Resume the article about the Pegulas' support for hockey at Penn State and College Hockey America, picking up after its last sentence.

TEXT SEGMENT
Start of Block
Not quite. With their gift, the Pegulas also had the intention of fostering more growth for hockey in PA by providing programming and facilities for youth programs, and those who had never been exposed to the game before. Almost a decade later, and that programming is still a staple of Pegula Ice Arena.

And while the gift wasn’t announced as a way to explicitly fund a women’s program, too, the Pegulas certainly paved the way for that to happen. From day one, starting a Division I women’s program was the goal as well, and the intention to do so was stated in the official announcement. And when it comes to the amenities at Pegula Ice Arena, there is no difference between what Penn State’s men’s and women’s teams receive. The locker rooms are identical to each other; this is not especially common in college hockey, particularly in the case of brand new facilities. Both teams use the same weight room, and their lounges have the same amenities.

Finally, it’s worth noting that Pegula Ice Arena, and the Pegulas’ $102 million gift, was exactly that: a gift. They maintain no ownership stake in the arena, so they don’t make any profits off of ticket sales, venue rentals, or any other revenue stream. Every dollar that the arena produces goes back to the university. This is especially paramount to note because it goes to show that this was not a business move; there’s no ROI on this; Kim and Terry Pegula had no intentions of profiting off of this donation. They could simply afford to part with that sum of money and decided to use it as a gift, both for Penn State to reap the benefits and to help grow the game—for men and women.

Atlanta Thrashers v Buffalo Sabres Photo by Rick Stewart/Getty Images

HarborCenter and College Hockey America

For the past four seasons, the College Hockey America Tournament has been held at the HarborCenter, the state-of-the-art facility that is owned and operated by PSE and the previous home of the Buffalo Beauts franchise as well.

It would be egregious to pretend that women’s college hockey is a revenue-generating sport for any conference, and the CHA is not immune from this. Since the women’s division of the conference was formed in 2002, the CHA has seen a good amount of turnover among its member teams. Mercyhurst is the only inaugural CHA team that is still active in the conference today. Because of that, the conference only recently earned an automatic bid into the NCAA Tournament, achieving this in the 2014-15 season after it reached the minimum of six teams required for the bid in 2012-13. Lindenwood, Mercyhurst, Penn State, RIT, Robert Morris, and Syracuse have all remained in the conference since then, and all six teams compete in the three-day postseason tournament.
End of Block
GIVEN ENTRIES
Start of Block
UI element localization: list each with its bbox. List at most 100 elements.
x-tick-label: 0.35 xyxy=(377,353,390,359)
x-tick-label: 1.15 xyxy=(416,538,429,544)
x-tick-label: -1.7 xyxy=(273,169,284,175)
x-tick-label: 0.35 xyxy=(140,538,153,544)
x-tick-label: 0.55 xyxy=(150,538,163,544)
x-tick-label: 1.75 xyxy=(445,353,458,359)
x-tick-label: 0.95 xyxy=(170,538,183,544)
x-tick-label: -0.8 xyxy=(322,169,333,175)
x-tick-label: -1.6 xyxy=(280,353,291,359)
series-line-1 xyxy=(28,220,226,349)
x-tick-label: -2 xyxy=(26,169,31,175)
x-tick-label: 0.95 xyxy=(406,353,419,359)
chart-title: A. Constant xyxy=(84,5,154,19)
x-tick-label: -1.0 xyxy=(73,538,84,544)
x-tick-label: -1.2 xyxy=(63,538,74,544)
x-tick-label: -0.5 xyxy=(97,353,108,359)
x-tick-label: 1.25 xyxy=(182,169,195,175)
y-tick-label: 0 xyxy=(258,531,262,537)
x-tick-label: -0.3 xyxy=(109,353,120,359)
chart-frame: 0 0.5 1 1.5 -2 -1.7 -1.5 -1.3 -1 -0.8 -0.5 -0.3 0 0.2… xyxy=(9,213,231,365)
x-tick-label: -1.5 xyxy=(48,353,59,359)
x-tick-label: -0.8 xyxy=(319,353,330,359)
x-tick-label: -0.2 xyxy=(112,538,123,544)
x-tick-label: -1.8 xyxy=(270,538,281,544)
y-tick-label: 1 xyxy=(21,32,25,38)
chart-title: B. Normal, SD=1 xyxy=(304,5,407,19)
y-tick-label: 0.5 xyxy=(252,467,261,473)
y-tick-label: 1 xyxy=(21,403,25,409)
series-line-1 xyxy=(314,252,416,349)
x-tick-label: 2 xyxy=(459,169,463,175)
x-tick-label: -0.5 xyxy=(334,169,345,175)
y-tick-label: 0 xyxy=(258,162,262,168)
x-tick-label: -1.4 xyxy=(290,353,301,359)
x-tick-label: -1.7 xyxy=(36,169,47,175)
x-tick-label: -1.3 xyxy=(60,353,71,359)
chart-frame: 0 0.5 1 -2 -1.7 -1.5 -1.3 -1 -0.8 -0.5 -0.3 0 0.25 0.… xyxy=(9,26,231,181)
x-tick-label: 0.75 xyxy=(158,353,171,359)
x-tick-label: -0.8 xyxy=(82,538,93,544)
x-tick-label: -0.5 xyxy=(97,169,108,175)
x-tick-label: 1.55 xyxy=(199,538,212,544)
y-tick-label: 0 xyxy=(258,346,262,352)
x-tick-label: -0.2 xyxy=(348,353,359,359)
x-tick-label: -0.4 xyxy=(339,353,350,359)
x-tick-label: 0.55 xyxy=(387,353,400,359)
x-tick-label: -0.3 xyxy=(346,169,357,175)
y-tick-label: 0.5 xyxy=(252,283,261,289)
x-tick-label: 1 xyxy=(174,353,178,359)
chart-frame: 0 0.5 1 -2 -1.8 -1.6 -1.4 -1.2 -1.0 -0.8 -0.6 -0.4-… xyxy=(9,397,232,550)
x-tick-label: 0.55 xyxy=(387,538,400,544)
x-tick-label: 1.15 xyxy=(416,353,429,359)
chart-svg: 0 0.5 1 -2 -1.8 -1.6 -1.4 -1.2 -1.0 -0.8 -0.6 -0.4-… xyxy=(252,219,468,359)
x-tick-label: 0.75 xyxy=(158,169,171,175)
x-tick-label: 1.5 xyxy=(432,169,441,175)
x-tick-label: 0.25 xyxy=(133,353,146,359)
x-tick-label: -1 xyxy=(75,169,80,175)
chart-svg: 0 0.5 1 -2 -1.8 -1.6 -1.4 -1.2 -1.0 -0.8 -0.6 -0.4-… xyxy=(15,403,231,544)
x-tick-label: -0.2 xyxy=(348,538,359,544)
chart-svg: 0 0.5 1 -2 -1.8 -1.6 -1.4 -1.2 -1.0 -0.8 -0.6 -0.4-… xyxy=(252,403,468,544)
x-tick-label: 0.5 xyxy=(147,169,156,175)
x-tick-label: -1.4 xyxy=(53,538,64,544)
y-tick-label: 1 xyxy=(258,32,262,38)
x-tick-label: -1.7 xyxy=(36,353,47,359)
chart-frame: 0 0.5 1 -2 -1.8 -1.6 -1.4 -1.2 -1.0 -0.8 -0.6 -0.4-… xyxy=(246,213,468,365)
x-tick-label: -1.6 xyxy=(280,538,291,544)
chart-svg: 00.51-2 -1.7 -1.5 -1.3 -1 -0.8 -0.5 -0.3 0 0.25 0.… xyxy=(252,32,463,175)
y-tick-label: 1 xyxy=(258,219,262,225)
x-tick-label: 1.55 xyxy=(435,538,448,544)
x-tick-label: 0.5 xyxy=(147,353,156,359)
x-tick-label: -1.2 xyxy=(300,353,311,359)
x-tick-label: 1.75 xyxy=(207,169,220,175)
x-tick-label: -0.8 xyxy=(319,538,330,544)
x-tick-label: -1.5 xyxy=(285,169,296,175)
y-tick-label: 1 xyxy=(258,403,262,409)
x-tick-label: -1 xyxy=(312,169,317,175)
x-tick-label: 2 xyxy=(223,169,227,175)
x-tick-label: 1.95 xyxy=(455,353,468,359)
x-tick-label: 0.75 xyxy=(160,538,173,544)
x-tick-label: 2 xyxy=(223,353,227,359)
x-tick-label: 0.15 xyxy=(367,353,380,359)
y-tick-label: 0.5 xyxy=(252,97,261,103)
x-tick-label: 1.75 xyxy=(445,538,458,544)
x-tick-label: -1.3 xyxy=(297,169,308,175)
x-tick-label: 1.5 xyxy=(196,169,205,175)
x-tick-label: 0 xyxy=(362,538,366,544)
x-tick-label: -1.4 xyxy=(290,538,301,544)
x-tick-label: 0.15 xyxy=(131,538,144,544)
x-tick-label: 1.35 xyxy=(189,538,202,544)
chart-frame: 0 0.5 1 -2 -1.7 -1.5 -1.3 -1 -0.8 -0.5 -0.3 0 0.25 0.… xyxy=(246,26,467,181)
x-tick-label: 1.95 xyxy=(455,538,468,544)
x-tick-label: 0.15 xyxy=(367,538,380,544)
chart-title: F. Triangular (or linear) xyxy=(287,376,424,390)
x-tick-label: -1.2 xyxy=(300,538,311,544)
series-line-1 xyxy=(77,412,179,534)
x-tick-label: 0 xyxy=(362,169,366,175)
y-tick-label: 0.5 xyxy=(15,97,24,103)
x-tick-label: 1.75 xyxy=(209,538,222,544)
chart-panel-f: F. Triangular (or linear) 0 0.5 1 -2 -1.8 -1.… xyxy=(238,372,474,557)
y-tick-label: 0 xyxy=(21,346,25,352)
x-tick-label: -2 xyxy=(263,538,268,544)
End of Block
RESPONSE
When the CHA Tournament moved to the HarborCenter, Commissioner Robert DeGregorio stated that “HarborCenter is a top notch facility that has shown that it can support the sport of women’s ice hockey to its fullest extent.” Nik Fattey, then the vice president and director of hockey at the facility, noted in an article by Buffalo Business First that the move was “a good fit for everyone.”

But while women’s college hockey (College Hockey America included) puts a great product on the ice, it’s still not a very hot ticket, particularly outside of the Midwest. The CHA Tournament isn’t bringing sellout crowds to the HarborCenter annually. Still, it’s an event that the facility has felt is pertinent enough to include in its programming for the past four seasons, and there are certainly tangible long-term benefits as the CHA continues to grow.

There’s no doubt, too, that the HarborCenter provides CHA teams with a good home to battle it out for postseason glory, which only serves to help the league gain a stronger foothold and maintain some much-needed stability. Similar to the Pegulas’ gift to Penn State, there are direct benefits of this partnership with the HarborCenter that are helping the women’s game continue to grow.

This type of relationship with the Pegulas and HarborCenter has existed for years outside of professional women’s hockey, and it should be an indication that PSE is not out of the pro game for good, either. As Kim Pegula stated in PSE’s official announcement regarding the Beauts, they have always intended to foster growth in women’s hockey across all ages, and they’ve got the track record and the means to show that they’ll be active in the game’s future, and whatever may be on the horizon.